Exercise brief:
Lines holding the string "Execution" are the ones to copy; find them all in the data.

----

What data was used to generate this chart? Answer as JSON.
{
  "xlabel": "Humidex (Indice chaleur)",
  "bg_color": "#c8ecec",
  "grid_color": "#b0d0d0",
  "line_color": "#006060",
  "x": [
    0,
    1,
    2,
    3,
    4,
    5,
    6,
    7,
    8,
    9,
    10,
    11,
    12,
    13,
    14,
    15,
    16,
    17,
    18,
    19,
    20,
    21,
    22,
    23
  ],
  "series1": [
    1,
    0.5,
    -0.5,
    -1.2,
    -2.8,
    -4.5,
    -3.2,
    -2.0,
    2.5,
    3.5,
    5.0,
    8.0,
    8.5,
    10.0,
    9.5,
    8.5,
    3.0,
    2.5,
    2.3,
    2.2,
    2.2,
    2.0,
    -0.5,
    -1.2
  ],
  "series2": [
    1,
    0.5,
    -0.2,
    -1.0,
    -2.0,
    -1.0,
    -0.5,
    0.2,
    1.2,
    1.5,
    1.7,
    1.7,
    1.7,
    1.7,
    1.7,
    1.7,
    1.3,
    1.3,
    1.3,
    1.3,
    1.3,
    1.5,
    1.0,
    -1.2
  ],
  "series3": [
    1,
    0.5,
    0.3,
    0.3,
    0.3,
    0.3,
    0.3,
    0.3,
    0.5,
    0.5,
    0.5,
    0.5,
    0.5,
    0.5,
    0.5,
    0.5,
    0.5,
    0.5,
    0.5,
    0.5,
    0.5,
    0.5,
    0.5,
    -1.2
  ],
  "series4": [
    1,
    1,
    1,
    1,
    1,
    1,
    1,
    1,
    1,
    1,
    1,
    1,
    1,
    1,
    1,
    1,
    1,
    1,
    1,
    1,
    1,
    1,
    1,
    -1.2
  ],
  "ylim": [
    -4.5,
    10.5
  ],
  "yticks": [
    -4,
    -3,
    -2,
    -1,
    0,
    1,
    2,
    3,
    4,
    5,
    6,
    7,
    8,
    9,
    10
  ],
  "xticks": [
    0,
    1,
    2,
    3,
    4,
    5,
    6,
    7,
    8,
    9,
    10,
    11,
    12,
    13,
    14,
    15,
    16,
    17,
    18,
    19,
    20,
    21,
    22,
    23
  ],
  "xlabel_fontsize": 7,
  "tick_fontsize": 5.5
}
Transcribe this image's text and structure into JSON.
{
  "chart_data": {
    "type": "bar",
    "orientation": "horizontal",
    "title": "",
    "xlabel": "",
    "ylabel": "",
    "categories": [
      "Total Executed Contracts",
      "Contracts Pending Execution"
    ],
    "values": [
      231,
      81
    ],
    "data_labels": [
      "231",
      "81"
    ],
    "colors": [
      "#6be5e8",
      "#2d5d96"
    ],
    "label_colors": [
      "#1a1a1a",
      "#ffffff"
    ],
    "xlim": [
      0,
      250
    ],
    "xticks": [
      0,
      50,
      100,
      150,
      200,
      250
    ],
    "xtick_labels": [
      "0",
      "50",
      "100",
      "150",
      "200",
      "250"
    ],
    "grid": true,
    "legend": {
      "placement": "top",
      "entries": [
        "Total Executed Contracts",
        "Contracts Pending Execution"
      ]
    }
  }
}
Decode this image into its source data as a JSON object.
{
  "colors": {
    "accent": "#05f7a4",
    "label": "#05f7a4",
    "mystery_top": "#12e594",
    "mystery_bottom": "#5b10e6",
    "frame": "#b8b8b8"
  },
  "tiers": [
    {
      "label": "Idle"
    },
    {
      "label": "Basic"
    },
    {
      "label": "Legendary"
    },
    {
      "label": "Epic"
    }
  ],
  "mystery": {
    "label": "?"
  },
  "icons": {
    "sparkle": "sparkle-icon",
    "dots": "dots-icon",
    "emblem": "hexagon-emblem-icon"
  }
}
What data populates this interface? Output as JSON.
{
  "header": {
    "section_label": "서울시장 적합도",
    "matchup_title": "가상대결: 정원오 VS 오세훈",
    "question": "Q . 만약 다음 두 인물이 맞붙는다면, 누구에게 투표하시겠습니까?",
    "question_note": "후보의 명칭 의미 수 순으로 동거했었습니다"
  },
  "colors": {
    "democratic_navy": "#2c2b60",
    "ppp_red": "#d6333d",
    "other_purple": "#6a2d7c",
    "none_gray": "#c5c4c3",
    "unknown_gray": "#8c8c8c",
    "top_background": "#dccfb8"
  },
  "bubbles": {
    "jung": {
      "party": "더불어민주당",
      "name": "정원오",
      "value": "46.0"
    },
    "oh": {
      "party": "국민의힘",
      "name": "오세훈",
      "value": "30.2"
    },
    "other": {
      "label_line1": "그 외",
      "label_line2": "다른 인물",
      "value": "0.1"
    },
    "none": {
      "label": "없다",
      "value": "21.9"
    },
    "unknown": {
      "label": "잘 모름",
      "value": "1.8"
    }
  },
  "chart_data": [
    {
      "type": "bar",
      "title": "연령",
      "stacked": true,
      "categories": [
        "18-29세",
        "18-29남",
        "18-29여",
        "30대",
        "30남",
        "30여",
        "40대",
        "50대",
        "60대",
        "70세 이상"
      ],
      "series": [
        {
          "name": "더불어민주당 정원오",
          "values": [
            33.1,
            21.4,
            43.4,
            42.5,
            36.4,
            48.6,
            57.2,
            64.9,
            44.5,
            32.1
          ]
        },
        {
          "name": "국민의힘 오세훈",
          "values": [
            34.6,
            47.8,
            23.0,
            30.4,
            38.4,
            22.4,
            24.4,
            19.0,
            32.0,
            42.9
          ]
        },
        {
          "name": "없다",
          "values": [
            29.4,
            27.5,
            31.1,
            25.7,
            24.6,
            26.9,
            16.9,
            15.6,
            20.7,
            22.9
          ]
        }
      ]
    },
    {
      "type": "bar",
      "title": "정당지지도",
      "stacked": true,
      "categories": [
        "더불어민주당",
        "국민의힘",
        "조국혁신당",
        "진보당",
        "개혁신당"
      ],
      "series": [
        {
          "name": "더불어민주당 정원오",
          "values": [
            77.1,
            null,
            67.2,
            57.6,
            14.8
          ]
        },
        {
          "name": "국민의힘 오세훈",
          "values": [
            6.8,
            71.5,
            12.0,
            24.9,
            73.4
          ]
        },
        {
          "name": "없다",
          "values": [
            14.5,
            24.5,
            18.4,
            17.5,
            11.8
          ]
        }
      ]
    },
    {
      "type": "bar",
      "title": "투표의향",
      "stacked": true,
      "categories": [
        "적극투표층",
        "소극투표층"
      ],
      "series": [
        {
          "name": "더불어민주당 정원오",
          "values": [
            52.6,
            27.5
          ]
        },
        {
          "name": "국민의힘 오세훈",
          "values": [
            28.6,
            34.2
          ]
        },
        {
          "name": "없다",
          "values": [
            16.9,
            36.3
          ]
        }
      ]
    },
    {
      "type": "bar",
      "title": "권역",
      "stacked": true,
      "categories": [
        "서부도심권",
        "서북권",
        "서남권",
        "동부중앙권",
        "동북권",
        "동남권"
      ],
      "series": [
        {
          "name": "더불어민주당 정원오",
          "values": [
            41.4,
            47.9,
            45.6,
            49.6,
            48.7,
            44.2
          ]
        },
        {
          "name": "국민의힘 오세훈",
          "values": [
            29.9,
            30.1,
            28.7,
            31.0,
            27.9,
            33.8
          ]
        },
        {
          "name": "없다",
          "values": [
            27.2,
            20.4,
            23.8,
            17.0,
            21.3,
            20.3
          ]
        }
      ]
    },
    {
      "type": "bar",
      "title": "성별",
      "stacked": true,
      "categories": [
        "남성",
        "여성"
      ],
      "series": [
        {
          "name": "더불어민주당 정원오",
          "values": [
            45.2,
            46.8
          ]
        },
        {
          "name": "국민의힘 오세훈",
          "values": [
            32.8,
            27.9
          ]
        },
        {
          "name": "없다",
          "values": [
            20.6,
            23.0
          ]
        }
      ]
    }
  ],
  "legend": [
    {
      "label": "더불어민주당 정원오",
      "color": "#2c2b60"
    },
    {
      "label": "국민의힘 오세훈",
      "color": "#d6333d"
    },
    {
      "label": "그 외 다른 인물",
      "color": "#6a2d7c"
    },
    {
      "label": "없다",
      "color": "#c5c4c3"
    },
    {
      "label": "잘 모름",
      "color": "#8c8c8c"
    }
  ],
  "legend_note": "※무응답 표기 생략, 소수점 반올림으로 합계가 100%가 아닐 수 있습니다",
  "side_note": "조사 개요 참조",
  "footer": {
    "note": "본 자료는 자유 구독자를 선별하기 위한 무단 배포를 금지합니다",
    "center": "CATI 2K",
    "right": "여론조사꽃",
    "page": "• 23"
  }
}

----

Response to the task:
      "Contracts Pending Execution"
        "Contracts Pending Execution"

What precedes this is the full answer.